• [EXCERTO SELECIONADO]:
No entanto, temos várias áreas de interesse comum com o Irão que não foram ainda totalmente exploradas, a mais óbvia das quais é o sector da energia – mas há também muito mais que podemos fazer em conjunto em matéria de tráfico de droga e luta contra o terrorismo.
Seria bom que pudéssemos trabalhar de melhor forma com o Irão na região. Mas, por enquanto, como sabem, é difícil, porque é difícil ver o Irão como um parceiro construtivo. Parece que em quase todas as áreas seguimos políticas diferentes e por vezes contraditórias. Queremos uma solução assente em dois Estados na Palestina. Queremos o êxito da Conferência de Annapolis. O Irão continua a ser o único país do Médio Oriente que não aceita a ideia de uma solução de dois Estados. O Irão é um fornecedor crucial de armas ao Hamas. Os comentários do Presidente Ahmadinejad relativamente a Israel e a sua defesa da inexistência do Holocausto são totalmente inaceitáveis para todos nós. O Irão, como sabem, é um factor de desestabilização no Líbano. É o principal fornecedor de armas ao Hezbollah. Tem trabalhado igualmente com grupos que promovem a violência no Iraque.
Todas estas actividades tornam o Irão, do nosso ponto de vista, um actor problemático e difícil no Médio Oriente. Porém, continua a ser um país que precisamos de entender e com o qual temos de nos relacionar melhor. Houve períodos de cooperação com o Irão, por exemplo, no Afeganistão, que foram frutíferos, e considero que devermos continuar a procurar estas oportunidades.
Mas, como sabem, uma das principais preocupações é o programa nuclear iraniano. Caso o Irão viesse a construir uma arma nuclear, essa poderia ser uma causa de extrema instabilidade e perigo no Médio Oriente. Seria igualmente muito prejudicial para todo o sistema de não proliferação. A mera suspeição de que o Irão almeje a construir uma arma nuclear pode desestabilizar o Médio Oriente.
O nosso objectivo é dissipar essas suspeitas. Isso só poderá ser conseguido, bem vistas as coisas, através de uma solução negociada.
Congratulamo-nos com o facto de o Irão estar a trabalhar com a Agência Internacional da Energia Atómica no sentido de tratar das chamadas “Questões Pendentes”. Na fase actual, com o Dr. Mohamed ElBaradei, como sabem, o Irão tem de responder a questões importantes como a do armamento e, especialmente, outras questões relacionadas com a contaminação, que são de extrema importância.
Mas mesmo que estas questões sobre o passado venham a ser respondidas, isso não nos proporciona a transparência que requeremos quanto às actividades iranianas no presente ou as suas futuras intenções. Hoje, a transparência exige que o Irão ratifique e implemente, como diversas vezes afirmámos, o Protocolo Adicional.

• [DADOS FORNECIDOS]:
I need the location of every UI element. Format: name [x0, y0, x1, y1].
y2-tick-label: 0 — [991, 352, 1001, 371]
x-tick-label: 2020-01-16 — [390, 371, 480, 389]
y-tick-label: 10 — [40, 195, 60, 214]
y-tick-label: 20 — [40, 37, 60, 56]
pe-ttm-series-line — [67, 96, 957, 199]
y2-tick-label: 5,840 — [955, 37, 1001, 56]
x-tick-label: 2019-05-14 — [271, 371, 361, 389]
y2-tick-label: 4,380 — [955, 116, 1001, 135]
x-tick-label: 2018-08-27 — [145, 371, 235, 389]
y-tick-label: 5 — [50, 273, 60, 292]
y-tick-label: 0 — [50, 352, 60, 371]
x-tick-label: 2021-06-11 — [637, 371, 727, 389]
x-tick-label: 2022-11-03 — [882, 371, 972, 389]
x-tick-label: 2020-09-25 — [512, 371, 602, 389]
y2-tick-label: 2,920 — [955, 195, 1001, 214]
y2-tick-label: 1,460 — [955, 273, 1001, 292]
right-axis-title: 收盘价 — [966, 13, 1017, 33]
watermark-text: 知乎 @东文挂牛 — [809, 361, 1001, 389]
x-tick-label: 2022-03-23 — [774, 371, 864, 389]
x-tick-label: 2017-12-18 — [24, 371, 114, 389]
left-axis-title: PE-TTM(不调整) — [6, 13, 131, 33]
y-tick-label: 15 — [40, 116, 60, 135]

• [AÇÕES NECESSÁRIAS]:
[1] Com base no excerto sobre o Irão, responda:
(a) Qual é, segundo o texto, a área de interesse comum mais óbvia com o Irão?
(b) Em que país houve períodos de cooperação frutífera com o Irão?
(c) O que exige hoje a transparência, de acordo com o texto?
[2] Indique se cada afirmação está de acordo com o excerto sobre o Irão e cite as palavras do texto que o determinam.
(a) O Irão é o principal fornecedor de armas ao Hezbollah.
(b) O objetivo de dissipar as suspeitas só pode ser alcançado por uma solução militar.
(c) O Irão aceita a ideia de uma solução de dois Estados.
[3] Reproduza fielmente o trecho do excerto sobre o Irão desde "Congratulamo-nos com o" até "de extrema importância.".

• [RESPOSTAS COMPLETAS]:
[1]
(a) O sector da energia.
(b) No Afeganistão.
(c) Que o Irão ratifique e implemente o Protocolo Adicional.

[2]
(a) Sim: "É o principal fornecedor de armas ao Hezbollah."
(b) Não: "Isso só poderá ser conseguido, bem vistas as coisas, através de uma solução negociada."
(c) Não: "O Irão continua a ser o único país do Médio Oriente que não aceita a ideia de uma solução de dois Estados."

[3]
Congratulamo-nos com o facto de o Irão estar a trabalhar com a Agência Internacional da Energia Atómica no sentido de tratar das chamadas “Questões Pendentes”. Na fase actual, com o Dr. Mohamed ElBaradei, como sabem, o Irão tem de responder a questões importantes como a do armamento e, especialmente, outras questões relacionadas com a contaminação, que são de extrema importância.